### Stated problem
Write out the listing below again, precisely as it is given.

[Start Items]

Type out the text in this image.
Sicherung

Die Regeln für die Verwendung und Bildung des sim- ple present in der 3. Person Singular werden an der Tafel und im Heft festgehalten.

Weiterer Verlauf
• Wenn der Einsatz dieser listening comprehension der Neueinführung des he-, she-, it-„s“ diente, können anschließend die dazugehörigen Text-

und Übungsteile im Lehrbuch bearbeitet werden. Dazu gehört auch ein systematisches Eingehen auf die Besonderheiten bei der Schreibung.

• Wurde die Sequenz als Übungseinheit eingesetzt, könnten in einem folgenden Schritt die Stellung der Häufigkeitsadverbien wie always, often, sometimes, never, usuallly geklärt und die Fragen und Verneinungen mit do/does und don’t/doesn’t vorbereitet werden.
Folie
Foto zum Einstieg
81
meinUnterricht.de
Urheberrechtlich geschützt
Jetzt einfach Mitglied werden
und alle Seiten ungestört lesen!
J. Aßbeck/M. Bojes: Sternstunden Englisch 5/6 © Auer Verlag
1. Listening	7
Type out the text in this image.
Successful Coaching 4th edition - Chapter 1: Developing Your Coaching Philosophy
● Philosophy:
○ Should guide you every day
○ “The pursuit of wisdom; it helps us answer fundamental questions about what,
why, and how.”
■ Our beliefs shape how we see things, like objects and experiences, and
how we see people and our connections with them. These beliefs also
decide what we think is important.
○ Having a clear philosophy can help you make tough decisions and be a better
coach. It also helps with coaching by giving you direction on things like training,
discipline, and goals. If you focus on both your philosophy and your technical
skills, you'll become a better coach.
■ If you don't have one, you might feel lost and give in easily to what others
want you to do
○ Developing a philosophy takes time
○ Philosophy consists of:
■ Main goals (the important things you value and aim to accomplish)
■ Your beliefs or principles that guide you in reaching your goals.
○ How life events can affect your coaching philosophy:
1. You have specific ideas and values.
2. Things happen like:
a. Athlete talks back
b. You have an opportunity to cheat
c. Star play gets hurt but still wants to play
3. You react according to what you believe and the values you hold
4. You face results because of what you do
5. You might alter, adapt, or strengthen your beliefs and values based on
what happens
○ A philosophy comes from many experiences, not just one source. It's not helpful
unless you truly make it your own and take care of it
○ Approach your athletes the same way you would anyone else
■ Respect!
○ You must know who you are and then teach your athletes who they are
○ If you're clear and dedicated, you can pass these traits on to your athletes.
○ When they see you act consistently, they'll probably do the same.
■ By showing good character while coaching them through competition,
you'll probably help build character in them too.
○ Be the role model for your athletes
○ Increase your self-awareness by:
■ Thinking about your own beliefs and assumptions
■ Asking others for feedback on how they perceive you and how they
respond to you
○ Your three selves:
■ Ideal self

[End Items]

### Correct response
Type out the text in this image.
Sicherung

Die Regeln für die Verwendung und Bildung des sim- ple present in der 3. Person Singular werden an der Tafel und im Heft festgehalten.

Weiterer Verlauf
• Wenn der Einsatz dieser listening comprehension der Neueinführung des he-, she-, it-„s“ diente, können anschließend die dazugehörigen Text-

und Übungsteile im Lehrbuch bearbeitet werden. Dazu gehört auch ein systematisches Eingehen auf die Besonderheiten bei der Schreibung.

• Wurde die Sequenz als Übungseinheit eingesetzt, könnten in einem folgenden Schritt die Stellung der Häufigkeitsadverbien wie always, often, sometimes, never, usuallly geklärt und die Fragen und Verneinungen mit do/does und don’t/doesn’t vorbereitet werden.
Folie
Foto zum Einstieg
81
meinUnterricht.de
Urheberrechtlich geschützt
Jetzt einfach Mitglied werden
und alle Seiten ungestört lesen!
J. Aßbeck/M. Bojes: Sternstunden Englisch 5/6 © Auer Verlag
1. Listening	7
Type out the text in this image.
Successful Coaching 4th edition - Chapter 1: Developing Your Coaching Philosophy
● Philosophy:
○ Should guide you every day
○ “The pursuit of wisdom; it helps us answer fundamental questions about what,
why, and how.”
■ Our beliefs shape how we see things, like objects and experiences, and
how we see people and our connections with them. These beliefs also
decide what we think is important.
○ Having a clear philosophy can help you make tough decisions and be a better
coach. It also helps with coaching by giving you direction on things like training,
discipline, and goals. If you focus on both your philosophy and your technical
skills, you'll become a better coach.
■ If you don't have one, you might feel lost and give in easily to what others
want you to do
○ Developing a philosophy takes time
○ Philosophy consists of:
■ Main goals (the important things you value and aim to accomplish)
■ Your beliefs or principles that guide you in reaching your goals.
○ How life events can affect your coaching philosophy:
1. You have specific ideas and values.
2. Things happen like:
a. Athlete talks back
b. You have an opportunity to cheat
c. Star play gets hurt but still wants to play
3. You react according to what you believe and the values you hold
4. You face results because of what you do
5. You might alter, adapt, or strengthen your beliefs and values based on
what happens
○ A philosophy comes from many experiences, not just one source. It's not helpful
unless you truly make it your own and take care of it
○ Approach your athletes the same way you would anyone else
■ Respect!
○ You must know who you are and then teach your athletes who they are
○ If you're clear and dedicated, you can pass these traits on to your athletes.
○ When they see you act consistently, they'll probably do the same.
■ By showing good character while coaching them through competition,
you'll probably help build character in them too.
○ Be the role model for your athletes
○ Increase your self-awareness by:
■ Thinking about your own beliefs and assumptions
■ Asking others for feedback on how they perceive you and how they
respond to you
○ Your three selves:
■ Ideal self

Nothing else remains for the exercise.